* WHAT IS EXPECTED:
Seek out every line containing the word "LEAZE", and copy each.

* EXTRACTED RECORDS:
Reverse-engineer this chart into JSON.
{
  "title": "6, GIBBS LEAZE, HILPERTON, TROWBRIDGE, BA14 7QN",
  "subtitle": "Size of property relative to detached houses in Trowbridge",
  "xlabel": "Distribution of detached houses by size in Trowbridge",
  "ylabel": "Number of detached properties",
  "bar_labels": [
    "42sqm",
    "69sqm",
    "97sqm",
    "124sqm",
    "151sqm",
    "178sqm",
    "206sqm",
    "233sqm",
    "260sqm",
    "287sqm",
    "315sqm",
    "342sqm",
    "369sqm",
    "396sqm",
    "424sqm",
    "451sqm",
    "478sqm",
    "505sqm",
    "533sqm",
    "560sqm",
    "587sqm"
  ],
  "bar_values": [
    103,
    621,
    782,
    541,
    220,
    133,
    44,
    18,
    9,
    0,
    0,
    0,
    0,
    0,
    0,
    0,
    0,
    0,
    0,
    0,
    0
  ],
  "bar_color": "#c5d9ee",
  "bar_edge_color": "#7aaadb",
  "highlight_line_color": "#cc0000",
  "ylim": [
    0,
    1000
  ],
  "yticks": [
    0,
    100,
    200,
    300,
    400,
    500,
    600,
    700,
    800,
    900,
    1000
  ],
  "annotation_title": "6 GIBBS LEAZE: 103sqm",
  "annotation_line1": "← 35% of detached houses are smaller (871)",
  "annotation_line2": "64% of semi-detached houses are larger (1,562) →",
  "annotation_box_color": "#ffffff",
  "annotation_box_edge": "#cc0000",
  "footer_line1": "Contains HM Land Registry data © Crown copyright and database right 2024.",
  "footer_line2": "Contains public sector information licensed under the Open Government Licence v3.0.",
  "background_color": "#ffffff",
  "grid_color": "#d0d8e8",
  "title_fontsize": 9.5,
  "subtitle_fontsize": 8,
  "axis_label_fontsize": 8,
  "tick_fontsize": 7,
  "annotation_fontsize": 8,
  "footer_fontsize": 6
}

* FULL ANSWER:
  "title": "6, GIBBS LEAZE, HILPERTON, TROWBRIDGE, BA14 7QN",
  "annotation_title": "6 GIBBS LEAZE: 103sqm",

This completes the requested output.